_STATED GOAL_. Omit every picture while repeating the entries exactly.

_DATA RECORDS_.
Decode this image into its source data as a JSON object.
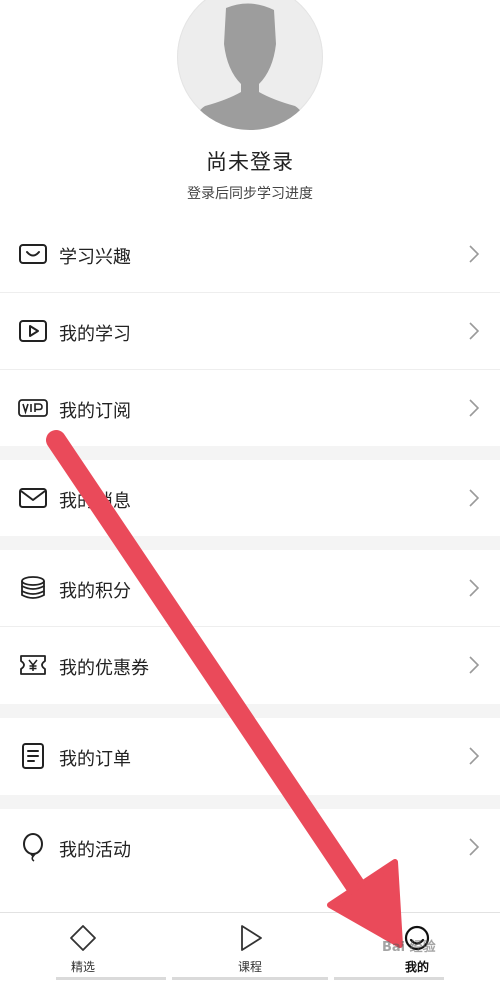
{
  "profile": {
    "title": "尚未登录",
    "subtitle": "登录后同步学习进度"
  },
  "menu": {
    "interests": "学习兴趣",
    "learning": "我的学习",
    "subscriptions": "我的订阅",
    "messages": "我的消息",
    "points": "我的积分",
    "coupons": "我的优惠券",
    "orders": "我的订单",
    "activities": "我的活动"
  },
  "tabs": {
    "featured": "精选",
    "courses": "课程",
    "mine": "我的"
  },
  "colors": {
    "annotation_arrow": "#ea4a5a",
    "gap": "#f4f4f4"
  },
  "annotation": {
    "watermark": "Bai 经验"
  }
}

_REPLY TO THE EXERCISE_.
Decode this image into its source data as a JSON object.
{
  "profile": {
    "title": "尚未登录",
    "subtitle": "登录后同步学习进度"
  },
  "menu": {
    "interests": "学习兴趣",
    "learning": "我的学习",
    "subscriptions": "我的订阅",
    "messages": "我的消息",
    "points": "我的积分",
    "coupons": "我的优惠券",
    "orders": "我的订单",
    "activities": "我的活动"
  },
  "tabs": {
    "featured": "精选",
    "courses": "课程",
    "mine": "我的"
  },
  "colors": {
    "annotation_arrow": "#ea4a5a",
    "gap": "#f4f4f4"
  },
  "annotation": {
    "watermark": "Bai 经验"
  }
}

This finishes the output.